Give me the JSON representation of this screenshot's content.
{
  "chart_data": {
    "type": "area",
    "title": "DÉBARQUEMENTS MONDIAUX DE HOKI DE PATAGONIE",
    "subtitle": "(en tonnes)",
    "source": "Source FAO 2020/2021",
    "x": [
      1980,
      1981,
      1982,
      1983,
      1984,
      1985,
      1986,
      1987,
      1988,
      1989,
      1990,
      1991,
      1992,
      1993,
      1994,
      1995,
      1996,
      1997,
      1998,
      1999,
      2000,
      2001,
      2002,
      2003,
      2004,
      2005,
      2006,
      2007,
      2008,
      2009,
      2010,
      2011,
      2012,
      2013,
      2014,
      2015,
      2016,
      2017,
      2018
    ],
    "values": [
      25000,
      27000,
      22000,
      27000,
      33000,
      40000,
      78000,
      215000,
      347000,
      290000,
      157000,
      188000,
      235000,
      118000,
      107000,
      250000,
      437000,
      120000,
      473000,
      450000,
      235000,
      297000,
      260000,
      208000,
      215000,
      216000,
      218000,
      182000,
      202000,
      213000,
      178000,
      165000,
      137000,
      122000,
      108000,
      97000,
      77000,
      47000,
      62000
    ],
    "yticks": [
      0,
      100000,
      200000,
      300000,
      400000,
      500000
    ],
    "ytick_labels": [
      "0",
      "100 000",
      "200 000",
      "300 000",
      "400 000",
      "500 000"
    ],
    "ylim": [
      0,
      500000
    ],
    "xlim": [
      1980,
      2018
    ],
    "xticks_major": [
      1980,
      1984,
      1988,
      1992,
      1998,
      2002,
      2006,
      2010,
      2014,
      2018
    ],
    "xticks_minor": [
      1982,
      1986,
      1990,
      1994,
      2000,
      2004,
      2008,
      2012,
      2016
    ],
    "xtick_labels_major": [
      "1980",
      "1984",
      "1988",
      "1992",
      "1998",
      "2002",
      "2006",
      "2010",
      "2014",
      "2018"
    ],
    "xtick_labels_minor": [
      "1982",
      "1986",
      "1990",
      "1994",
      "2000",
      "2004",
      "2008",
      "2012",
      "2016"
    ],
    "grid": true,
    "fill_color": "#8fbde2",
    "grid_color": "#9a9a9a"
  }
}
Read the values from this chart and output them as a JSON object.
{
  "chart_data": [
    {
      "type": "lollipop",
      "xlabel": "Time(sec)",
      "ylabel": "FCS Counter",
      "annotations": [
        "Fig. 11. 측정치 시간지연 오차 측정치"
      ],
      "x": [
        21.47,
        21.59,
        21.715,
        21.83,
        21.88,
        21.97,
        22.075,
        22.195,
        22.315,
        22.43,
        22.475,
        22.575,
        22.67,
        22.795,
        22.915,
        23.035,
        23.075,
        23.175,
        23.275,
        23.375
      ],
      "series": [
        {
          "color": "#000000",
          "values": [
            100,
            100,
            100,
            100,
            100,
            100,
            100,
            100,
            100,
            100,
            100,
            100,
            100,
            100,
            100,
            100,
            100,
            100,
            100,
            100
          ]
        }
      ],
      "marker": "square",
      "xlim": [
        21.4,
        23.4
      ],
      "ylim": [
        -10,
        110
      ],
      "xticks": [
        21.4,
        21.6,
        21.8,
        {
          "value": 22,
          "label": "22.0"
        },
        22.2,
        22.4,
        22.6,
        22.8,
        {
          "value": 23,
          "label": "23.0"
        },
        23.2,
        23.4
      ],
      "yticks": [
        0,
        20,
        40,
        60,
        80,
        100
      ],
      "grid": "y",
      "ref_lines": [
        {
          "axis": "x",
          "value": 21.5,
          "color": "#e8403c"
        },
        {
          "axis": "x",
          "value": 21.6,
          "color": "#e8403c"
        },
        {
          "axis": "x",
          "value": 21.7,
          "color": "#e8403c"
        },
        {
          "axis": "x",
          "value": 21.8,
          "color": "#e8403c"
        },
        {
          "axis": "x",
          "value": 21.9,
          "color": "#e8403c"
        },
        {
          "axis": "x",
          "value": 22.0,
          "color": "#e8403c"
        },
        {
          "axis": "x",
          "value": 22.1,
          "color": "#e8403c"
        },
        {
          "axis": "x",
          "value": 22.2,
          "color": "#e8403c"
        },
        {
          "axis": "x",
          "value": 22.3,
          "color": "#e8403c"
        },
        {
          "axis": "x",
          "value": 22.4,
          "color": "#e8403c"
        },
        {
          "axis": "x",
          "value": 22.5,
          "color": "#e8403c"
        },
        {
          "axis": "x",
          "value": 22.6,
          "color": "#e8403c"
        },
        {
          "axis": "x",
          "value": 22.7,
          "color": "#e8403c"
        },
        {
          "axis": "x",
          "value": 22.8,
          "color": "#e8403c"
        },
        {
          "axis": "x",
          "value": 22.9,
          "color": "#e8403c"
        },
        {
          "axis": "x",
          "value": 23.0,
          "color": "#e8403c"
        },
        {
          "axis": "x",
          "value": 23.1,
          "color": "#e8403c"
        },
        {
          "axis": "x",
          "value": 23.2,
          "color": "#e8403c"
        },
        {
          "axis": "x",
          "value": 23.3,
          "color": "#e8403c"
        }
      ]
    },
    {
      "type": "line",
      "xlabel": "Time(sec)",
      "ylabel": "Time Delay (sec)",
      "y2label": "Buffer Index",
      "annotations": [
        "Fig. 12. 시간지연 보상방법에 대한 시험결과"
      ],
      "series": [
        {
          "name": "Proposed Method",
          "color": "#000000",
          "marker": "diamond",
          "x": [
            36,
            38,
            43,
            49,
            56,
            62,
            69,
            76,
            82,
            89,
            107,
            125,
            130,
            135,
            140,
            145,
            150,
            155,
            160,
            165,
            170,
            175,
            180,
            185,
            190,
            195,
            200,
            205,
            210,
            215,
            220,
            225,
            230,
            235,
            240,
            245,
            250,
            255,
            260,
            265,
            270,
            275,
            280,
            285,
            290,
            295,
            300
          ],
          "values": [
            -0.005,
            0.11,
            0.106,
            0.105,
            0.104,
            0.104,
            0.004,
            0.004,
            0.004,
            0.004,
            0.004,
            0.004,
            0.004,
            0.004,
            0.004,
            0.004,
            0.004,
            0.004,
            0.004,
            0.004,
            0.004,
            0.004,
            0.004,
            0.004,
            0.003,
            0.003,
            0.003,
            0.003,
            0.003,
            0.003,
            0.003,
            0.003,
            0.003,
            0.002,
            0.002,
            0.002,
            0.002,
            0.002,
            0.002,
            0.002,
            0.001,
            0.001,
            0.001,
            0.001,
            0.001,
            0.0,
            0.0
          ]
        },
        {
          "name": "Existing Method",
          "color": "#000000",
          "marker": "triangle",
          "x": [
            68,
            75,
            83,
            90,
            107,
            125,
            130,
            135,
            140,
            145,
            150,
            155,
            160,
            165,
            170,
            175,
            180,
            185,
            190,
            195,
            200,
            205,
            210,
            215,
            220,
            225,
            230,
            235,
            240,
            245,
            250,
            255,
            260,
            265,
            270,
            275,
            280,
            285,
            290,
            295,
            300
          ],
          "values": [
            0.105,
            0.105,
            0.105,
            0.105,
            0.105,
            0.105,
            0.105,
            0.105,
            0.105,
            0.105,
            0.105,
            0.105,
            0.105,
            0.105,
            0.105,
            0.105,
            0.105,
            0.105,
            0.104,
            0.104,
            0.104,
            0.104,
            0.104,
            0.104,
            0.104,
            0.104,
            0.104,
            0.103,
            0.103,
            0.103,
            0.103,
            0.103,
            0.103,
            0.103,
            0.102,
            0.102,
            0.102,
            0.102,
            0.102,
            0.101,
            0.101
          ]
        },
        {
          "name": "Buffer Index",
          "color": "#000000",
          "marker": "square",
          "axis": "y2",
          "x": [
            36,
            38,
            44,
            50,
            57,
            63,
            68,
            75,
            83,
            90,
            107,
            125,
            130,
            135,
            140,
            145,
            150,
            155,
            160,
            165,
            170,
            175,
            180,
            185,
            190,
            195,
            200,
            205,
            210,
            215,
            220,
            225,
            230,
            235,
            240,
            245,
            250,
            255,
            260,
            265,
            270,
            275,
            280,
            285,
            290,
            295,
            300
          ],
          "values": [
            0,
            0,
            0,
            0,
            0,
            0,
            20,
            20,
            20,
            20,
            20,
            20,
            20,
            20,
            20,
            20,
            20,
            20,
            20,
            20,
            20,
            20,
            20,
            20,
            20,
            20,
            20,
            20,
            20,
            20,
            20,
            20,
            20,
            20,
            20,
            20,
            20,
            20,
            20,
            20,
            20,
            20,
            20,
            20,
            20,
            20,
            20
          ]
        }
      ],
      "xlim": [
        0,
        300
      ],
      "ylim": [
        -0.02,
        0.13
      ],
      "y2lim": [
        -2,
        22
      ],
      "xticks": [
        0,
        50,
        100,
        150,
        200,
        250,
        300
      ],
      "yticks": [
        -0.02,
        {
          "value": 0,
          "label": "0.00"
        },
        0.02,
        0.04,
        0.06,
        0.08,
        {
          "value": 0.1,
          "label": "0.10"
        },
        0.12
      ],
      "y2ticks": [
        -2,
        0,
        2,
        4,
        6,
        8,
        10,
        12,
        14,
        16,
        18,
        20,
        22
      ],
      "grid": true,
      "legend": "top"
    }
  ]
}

# [DIRECTIVE]
Go through the listing above and work out how many lines contain the string "Buffer". Reply with the number alone.

# [FULL OUTPUT]
2